Stored data entries:
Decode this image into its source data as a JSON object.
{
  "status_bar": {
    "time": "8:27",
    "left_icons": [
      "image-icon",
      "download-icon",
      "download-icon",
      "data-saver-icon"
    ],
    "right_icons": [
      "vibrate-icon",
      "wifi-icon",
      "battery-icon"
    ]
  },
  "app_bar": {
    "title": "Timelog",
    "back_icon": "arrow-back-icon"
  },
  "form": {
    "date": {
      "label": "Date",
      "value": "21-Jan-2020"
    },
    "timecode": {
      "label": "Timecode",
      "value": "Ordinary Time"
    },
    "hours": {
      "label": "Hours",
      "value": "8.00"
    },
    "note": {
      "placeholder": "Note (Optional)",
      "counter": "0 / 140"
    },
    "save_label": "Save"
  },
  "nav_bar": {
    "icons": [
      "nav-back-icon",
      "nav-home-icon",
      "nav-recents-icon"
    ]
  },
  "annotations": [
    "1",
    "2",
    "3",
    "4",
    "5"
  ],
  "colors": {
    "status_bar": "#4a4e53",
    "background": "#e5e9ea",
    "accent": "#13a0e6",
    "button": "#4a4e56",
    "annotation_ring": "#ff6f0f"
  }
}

→ **Exercise goal**: Find every line in the entries that includes the word "image", then state how many there are and nothing else.

→ **Exercise solution**: 2